------ Exercise material

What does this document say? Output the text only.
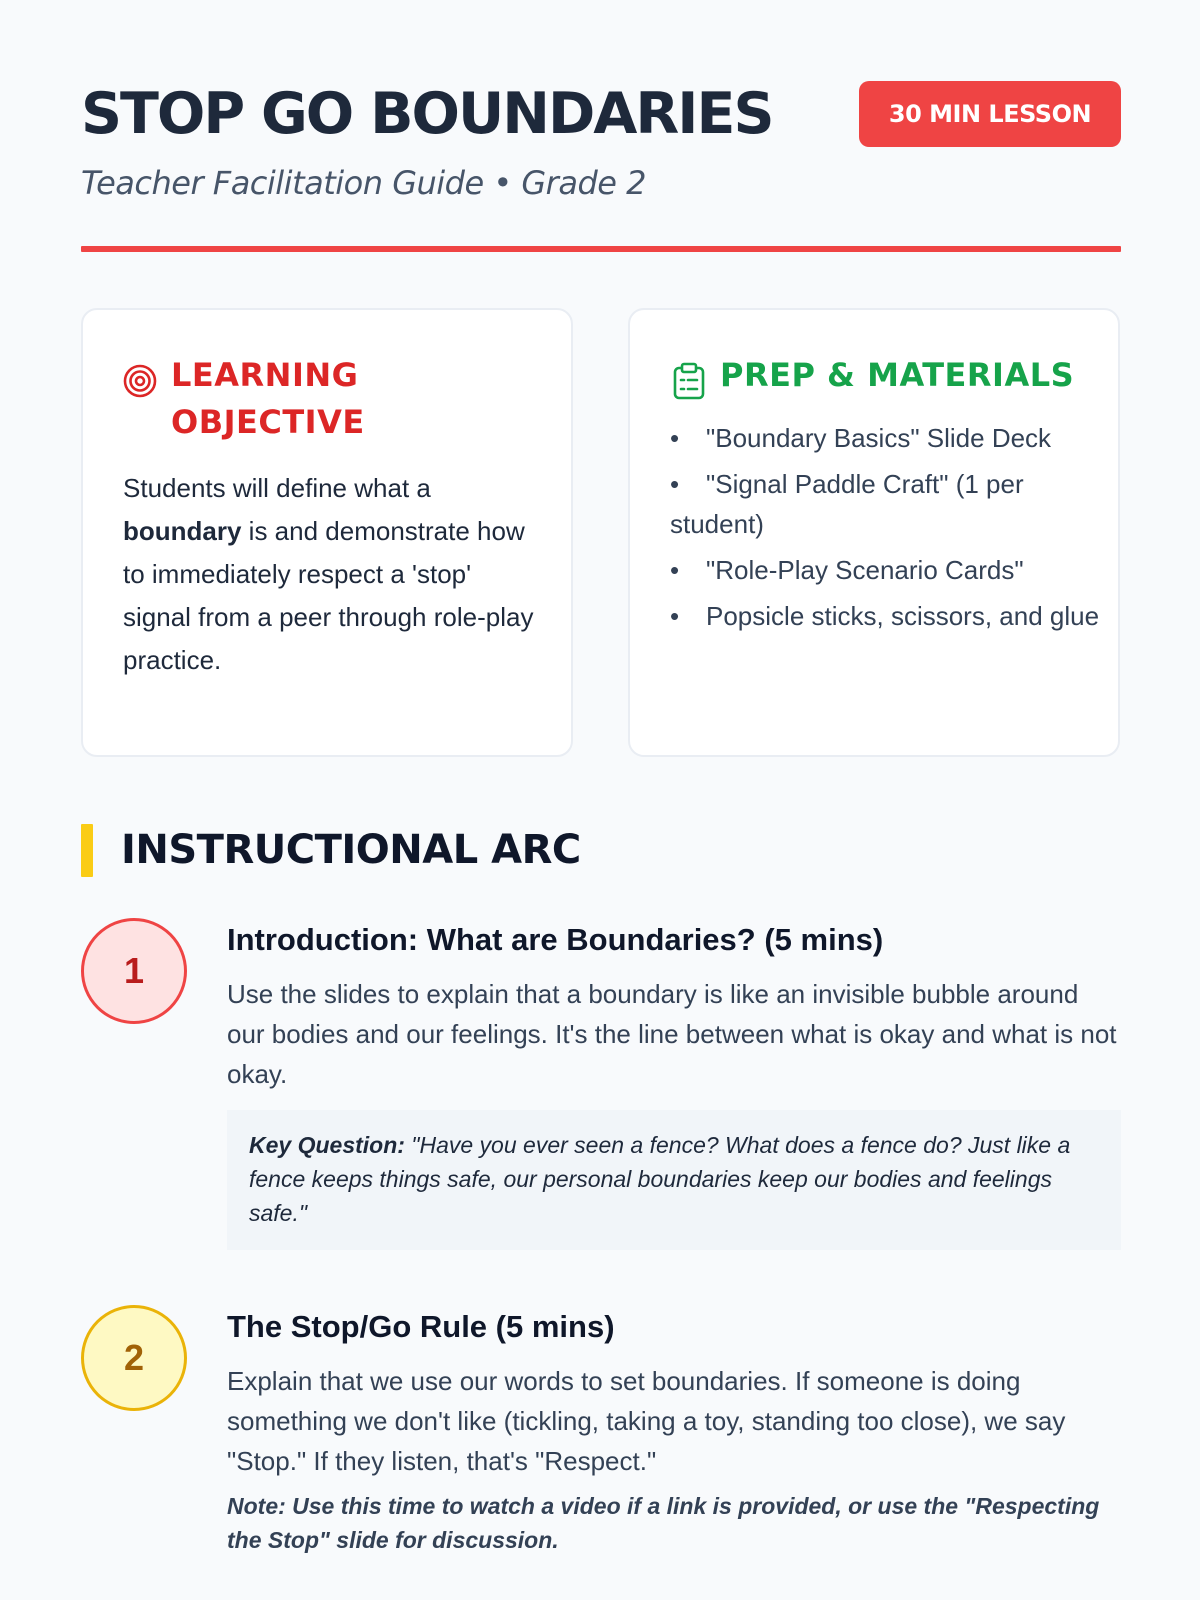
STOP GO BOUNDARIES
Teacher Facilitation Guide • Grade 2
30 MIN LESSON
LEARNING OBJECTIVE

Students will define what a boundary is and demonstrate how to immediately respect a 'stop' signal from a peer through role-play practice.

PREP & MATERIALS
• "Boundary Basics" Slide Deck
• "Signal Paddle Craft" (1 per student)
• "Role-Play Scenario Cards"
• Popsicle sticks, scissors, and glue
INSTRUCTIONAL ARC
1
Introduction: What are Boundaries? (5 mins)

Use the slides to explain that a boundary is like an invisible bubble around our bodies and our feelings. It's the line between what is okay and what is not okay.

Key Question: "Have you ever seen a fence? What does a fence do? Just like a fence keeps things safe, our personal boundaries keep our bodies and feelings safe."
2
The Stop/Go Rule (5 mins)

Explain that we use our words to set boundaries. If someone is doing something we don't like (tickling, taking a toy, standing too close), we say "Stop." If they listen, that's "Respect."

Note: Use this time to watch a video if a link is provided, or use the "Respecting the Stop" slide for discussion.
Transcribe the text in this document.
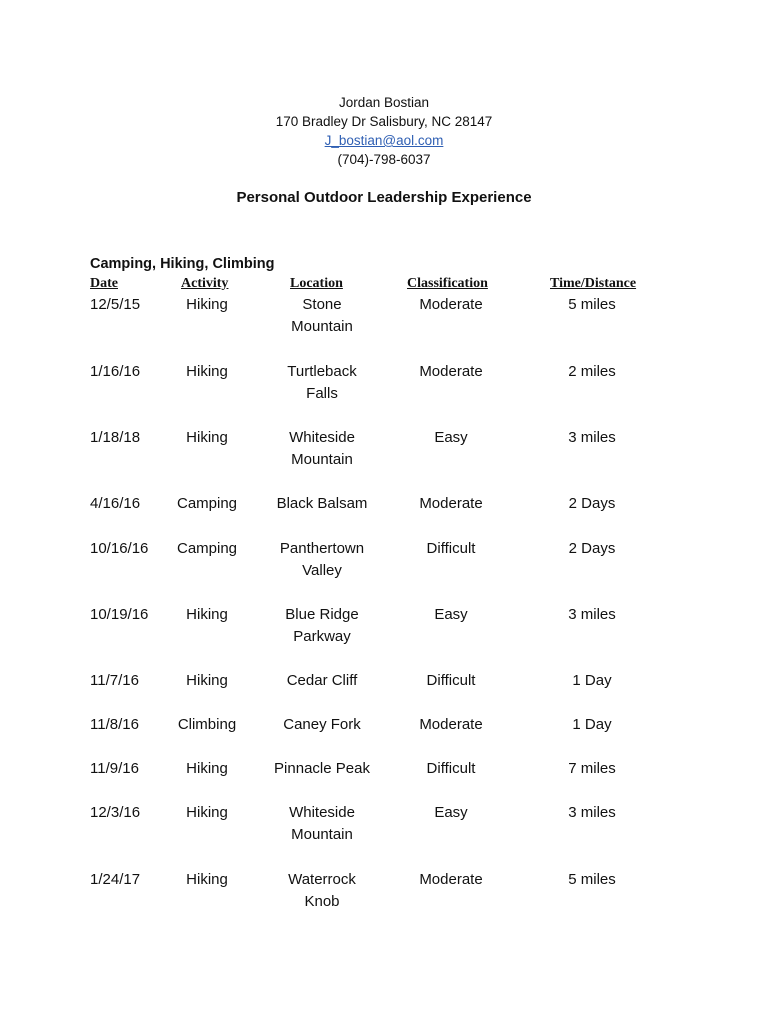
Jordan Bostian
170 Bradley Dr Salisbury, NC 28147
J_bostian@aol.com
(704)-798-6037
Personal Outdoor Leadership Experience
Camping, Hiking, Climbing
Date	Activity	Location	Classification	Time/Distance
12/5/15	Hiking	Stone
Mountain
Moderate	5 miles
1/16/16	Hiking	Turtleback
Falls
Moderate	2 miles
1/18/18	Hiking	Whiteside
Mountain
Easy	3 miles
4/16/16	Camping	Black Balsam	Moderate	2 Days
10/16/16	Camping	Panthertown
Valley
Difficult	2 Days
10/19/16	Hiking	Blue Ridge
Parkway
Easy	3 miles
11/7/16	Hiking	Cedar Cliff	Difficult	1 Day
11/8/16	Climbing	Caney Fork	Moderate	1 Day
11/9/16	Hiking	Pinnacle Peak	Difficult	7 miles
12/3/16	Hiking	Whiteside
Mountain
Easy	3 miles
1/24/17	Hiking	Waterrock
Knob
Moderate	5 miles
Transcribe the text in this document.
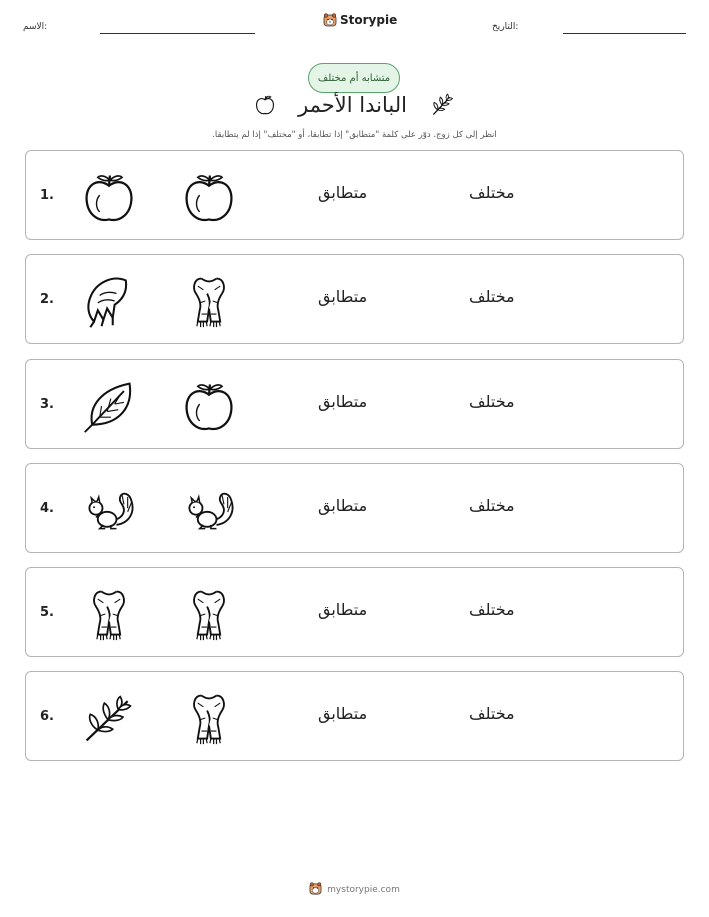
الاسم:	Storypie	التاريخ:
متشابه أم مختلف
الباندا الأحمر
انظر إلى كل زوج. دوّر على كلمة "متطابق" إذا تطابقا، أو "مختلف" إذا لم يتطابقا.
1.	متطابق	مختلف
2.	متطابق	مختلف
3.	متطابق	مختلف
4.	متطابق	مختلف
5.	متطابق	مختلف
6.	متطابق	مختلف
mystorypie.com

------------

◆ The exercise: Within the listing above, find every line containing the string "Whiteside" and return it.

◆ Exercise solution:
1/18/18	Hiking	Whiteside
12/3/16	Hiking	Whiteside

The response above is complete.